### INSTRUCTIONS TO FOLLOW
Only the number is wanted: how many lines in the data contain "document"?

### DATASET ROWS
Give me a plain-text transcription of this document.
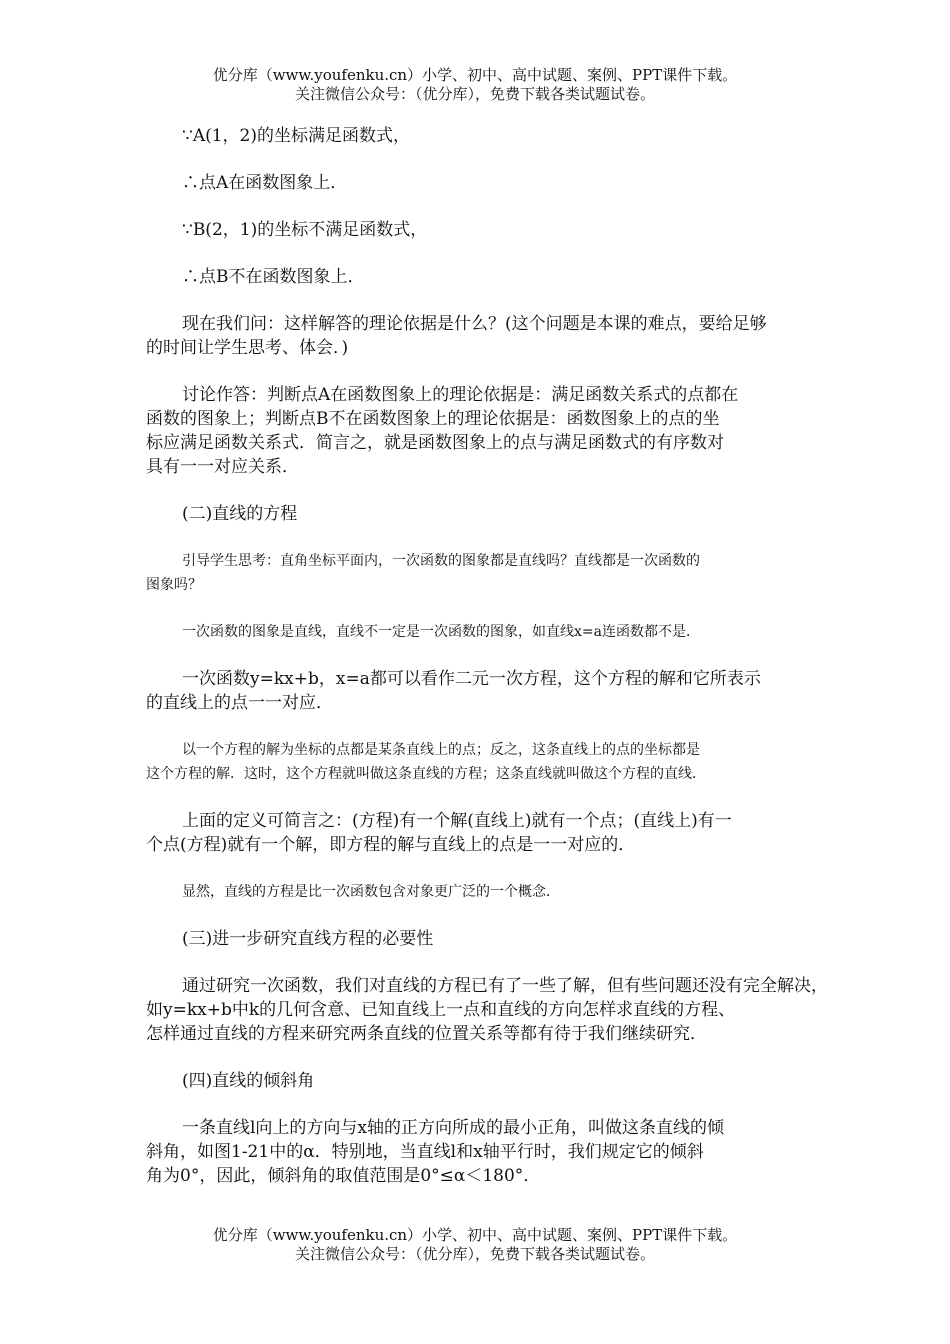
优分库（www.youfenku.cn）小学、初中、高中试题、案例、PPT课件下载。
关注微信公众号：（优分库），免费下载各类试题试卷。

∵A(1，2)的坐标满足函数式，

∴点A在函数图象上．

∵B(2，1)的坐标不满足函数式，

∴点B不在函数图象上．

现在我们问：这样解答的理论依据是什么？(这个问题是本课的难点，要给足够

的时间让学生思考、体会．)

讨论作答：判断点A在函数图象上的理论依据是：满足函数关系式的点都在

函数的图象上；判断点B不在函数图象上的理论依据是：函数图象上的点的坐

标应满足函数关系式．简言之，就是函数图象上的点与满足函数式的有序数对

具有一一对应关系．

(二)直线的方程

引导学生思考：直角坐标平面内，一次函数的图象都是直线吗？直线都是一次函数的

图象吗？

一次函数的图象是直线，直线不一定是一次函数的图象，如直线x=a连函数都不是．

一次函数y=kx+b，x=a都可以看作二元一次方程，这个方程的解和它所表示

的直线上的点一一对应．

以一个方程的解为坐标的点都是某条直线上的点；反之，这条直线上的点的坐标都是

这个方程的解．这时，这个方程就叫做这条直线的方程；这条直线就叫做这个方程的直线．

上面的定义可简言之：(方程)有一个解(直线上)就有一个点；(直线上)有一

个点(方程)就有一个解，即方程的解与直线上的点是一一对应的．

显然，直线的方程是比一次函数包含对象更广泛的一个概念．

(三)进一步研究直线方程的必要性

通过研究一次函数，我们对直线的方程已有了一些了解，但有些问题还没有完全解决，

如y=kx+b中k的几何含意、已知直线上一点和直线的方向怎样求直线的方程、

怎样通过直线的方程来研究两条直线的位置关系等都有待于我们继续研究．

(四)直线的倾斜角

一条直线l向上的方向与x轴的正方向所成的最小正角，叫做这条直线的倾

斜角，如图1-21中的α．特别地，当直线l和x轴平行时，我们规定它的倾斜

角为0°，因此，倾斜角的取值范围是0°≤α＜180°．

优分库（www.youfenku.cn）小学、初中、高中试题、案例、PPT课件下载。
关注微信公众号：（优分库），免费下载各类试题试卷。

---

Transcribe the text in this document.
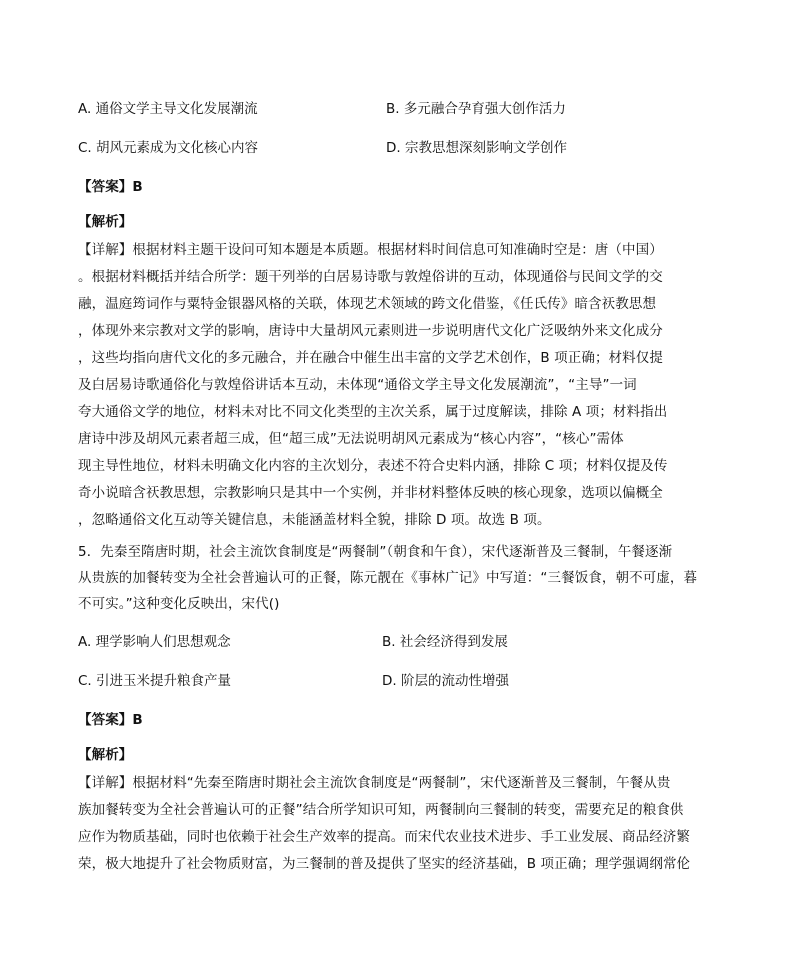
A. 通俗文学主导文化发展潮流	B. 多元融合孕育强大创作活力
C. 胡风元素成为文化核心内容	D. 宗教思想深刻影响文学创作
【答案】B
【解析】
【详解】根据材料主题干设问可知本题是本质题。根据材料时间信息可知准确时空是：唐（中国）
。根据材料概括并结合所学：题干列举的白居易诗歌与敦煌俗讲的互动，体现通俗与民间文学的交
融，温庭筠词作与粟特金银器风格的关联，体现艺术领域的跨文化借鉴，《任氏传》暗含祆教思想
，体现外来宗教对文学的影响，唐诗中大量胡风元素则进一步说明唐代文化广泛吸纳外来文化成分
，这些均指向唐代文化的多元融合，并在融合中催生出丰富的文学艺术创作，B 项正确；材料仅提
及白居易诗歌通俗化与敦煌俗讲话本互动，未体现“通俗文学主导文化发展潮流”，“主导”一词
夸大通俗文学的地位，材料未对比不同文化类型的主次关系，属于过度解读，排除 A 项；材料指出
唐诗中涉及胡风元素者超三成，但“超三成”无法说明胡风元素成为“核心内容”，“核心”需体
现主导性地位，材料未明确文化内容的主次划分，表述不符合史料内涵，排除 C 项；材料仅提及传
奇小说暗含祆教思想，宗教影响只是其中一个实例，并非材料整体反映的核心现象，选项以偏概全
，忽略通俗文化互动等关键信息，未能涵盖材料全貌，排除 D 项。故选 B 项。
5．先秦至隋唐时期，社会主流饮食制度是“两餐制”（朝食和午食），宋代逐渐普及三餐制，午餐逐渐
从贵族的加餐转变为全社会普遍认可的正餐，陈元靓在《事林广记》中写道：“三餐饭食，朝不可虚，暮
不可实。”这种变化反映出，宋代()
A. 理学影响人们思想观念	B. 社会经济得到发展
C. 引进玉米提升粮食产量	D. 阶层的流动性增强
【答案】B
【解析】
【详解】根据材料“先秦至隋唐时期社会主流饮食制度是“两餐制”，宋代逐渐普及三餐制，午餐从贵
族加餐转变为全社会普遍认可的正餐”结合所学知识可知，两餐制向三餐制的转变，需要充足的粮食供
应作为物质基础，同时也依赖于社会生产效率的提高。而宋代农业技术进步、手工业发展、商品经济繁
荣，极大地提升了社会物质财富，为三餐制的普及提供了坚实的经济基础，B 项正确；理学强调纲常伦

### WRITTEN REPLY
2